WORK REQUIRED:
Go through the data below. Pull out every line that has the word "JSON".

** start INFORMATION SHOWN **

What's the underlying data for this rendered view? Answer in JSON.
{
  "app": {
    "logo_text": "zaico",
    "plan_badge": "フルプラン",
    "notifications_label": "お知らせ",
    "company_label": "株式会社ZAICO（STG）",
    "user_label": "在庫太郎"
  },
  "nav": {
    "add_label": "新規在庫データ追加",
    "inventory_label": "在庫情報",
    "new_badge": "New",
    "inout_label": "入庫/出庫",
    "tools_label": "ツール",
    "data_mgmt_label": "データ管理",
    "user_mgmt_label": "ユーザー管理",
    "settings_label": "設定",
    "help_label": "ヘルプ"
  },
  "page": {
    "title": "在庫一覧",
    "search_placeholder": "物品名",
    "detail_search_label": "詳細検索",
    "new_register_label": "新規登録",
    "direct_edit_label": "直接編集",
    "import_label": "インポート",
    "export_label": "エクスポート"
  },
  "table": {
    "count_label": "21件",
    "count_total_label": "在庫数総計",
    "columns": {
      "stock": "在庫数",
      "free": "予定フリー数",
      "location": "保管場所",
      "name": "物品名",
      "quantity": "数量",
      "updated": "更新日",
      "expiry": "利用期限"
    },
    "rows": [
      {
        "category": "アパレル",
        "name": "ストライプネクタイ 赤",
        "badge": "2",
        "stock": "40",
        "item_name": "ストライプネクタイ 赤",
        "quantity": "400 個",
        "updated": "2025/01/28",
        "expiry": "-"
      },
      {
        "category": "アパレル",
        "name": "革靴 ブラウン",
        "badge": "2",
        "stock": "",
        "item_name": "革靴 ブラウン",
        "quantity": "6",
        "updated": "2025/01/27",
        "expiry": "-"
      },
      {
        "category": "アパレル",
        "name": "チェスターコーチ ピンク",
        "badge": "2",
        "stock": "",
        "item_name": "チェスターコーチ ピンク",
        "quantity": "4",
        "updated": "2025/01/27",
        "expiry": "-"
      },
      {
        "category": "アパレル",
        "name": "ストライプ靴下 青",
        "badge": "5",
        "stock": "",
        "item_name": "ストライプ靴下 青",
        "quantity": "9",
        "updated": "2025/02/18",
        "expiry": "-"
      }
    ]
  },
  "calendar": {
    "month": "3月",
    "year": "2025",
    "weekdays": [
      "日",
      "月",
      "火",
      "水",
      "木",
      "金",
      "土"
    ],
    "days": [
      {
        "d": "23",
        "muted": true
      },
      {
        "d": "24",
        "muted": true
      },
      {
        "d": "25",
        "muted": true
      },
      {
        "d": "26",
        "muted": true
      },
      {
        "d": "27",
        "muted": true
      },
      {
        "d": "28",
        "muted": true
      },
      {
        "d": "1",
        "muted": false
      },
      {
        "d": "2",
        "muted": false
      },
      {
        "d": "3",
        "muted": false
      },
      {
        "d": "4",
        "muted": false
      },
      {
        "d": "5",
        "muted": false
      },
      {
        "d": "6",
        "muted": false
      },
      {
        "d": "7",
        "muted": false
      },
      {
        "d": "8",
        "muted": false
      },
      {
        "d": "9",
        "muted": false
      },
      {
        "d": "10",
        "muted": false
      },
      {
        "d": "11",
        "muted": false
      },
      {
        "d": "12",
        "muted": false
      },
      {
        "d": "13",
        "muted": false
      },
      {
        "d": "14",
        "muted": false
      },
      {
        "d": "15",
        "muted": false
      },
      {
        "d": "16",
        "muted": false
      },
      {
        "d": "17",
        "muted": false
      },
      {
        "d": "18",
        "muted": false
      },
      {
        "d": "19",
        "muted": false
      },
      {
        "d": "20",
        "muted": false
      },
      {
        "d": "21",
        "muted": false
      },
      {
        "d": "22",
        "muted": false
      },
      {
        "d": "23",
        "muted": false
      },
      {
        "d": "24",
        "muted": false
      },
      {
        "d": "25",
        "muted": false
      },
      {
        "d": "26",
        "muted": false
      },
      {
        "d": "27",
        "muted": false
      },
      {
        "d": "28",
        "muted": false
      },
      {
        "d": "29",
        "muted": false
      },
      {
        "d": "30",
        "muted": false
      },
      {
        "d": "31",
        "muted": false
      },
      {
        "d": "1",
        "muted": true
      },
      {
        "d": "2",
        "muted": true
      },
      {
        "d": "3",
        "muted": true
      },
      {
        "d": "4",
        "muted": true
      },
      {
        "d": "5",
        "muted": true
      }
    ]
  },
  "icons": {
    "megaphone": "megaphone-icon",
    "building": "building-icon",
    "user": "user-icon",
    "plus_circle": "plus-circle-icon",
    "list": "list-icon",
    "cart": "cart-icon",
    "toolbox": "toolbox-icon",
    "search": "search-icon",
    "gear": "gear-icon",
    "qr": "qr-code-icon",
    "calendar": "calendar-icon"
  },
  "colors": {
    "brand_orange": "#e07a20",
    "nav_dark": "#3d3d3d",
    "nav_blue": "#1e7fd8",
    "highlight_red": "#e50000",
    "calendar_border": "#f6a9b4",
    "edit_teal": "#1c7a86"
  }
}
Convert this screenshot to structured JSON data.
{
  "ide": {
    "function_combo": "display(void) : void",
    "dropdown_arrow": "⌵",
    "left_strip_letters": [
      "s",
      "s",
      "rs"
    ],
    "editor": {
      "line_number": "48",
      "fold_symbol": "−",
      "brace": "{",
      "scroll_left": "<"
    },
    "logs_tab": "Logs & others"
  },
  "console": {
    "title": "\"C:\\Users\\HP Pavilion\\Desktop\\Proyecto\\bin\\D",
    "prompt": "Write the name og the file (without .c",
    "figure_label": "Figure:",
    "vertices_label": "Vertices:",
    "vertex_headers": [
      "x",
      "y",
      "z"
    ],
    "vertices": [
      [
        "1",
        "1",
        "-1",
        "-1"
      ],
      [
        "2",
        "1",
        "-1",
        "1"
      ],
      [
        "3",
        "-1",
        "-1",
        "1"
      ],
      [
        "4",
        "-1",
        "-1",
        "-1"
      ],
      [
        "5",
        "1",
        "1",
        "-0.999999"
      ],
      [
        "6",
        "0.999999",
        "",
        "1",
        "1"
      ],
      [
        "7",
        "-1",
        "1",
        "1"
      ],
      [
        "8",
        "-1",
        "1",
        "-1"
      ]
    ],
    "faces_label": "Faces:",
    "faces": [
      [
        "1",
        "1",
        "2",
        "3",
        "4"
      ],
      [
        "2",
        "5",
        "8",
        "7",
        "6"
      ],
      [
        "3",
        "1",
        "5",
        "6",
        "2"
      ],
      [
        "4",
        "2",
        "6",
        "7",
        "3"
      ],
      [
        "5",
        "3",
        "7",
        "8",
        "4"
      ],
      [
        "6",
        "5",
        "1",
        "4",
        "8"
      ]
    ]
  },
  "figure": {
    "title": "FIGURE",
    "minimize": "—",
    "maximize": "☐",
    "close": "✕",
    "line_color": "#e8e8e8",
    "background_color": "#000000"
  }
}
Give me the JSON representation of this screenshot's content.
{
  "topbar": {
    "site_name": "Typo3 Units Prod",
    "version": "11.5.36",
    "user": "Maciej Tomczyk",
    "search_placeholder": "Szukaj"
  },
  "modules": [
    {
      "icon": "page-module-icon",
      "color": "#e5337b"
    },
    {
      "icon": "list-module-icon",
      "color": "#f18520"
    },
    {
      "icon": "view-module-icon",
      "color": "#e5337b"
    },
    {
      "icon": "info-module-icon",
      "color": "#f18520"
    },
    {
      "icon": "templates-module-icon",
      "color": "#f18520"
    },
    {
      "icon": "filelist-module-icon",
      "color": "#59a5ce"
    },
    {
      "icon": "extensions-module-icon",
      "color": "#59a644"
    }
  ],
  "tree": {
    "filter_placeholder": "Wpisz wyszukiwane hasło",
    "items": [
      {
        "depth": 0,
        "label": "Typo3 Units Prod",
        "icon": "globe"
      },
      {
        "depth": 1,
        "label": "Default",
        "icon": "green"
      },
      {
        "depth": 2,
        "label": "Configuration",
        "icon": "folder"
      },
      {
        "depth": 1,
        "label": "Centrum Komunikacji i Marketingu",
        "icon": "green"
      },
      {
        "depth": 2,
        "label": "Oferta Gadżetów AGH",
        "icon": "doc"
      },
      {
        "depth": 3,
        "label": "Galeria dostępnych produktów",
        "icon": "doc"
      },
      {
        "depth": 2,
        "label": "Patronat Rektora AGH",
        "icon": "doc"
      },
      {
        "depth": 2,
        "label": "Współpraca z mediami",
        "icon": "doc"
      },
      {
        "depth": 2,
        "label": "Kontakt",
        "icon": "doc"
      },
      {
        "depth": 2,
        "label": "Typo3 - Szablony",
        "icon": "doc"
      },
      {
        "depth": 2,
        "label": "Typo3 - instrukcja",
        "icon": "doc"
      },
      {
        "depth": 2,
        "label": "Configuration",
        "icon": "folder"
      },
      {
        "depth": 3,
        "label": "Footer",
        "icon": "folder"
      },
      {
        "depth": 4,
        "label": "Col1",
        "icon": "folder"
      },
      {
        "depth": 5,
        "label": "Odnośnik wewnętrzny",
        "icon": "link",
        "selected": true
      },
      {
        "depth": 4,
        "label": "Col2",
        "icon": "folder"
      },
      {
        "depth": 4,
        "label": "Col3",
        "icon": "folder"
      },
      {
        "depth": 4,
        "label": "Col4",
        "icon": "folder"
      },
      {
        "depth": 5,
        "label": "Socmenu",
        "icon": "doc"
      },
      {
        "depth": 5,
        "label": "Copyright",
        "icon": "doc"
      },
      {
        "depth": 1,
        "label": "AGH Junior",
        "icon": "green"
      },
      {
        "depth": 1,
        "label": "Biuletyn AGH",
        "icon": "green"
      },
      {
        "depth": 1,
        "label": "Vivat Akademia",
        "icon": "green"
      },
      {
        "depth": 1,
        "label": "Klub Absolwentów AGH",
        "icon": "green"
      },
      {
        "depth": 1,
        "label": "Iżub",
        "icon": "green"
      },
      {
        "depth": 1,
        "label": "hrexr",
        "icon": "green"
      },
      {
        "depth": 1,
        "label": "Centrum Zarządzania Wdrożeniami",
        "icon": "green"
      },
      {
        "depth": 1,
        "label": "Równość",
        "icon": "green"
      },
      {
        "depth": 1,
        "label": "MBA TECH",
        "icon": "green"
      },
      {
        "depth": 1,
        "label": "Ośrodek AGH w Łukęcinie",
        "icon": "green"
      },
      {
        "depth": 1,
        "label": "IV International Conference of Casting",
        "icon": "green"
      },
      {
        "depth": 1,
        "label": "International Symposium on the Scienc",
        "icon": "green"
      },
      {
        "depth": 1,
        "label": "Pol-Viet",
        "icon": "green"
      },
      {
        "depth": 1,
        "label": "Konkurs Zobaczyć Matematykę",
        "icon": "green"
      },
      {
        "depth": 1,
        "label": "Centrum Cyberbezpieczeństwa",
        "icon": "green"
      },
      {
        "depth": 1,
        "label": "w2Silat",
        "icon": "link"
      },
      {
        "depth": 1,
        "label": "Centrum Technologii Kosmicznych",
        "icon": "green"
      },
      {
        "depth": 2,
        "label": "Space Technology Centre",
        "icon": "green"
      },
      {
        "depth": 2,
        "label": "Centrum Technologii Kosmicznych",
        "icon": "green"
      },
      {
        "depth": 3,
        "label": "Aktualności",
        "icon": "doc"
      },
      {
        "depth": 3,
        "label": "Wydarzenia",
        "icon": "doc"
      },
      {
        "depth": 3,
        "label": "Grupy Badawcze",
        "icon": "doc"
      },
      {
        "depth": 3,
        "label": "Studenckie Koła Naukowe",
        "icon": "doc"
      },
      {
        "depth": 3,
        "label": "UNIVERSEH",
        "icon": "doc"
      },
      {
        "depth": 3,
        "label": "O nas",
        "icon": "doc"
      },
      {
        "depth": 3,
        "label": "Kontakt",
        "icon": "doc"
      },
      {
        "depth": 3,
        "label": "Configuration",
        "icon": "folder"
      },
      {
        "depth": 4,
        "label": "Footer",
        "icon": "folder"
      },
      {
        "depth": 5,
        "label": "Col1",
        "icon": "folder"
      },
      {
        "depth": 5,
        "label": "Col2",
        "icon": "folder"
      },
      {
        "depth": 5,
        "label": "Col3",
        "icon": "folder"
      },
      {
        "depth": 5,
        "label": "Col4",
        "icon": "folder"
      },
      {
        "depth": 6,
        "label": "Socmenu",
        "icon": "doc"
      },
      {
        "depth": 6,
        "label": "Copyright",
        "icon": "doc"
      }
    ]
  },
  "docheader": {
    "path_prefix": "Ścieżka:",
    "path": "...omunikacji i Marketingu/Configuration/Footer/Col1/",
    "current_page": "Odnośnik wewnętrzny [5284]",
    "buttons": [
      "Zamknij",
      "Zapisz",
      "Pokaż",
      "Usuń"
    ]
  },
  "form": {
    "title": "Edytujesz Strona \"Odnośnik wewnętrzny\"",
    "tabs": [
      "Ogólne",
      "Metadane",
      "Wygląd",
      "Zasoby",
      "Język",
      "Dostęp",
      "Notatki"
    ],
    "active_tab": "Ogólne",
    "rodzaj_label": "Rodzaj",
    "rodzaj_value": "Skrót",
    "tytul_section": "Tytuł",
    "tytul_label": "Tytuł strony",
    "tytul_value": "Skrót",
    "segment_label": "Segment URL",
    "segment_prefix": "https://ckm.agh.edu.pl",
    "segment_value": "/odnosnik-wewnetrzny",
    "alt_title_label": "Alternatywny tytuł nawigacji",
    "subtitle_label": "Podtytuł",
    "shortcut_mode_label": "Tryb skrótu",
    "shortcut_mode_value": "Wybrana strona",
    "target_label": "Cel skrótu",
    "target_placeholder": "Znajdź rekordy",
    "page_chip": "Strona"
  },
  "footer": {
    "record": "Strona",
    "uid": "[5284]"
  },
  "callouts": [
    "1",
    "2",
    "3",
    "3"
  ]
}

** end INFORMATION SHOWN **

WORKED SOLUTION:
What's the underlying data for this rendered view? Answer in JSON.
Convert this screenshot to structured JSON data.
Give me the JSON representation of this screenshot's content.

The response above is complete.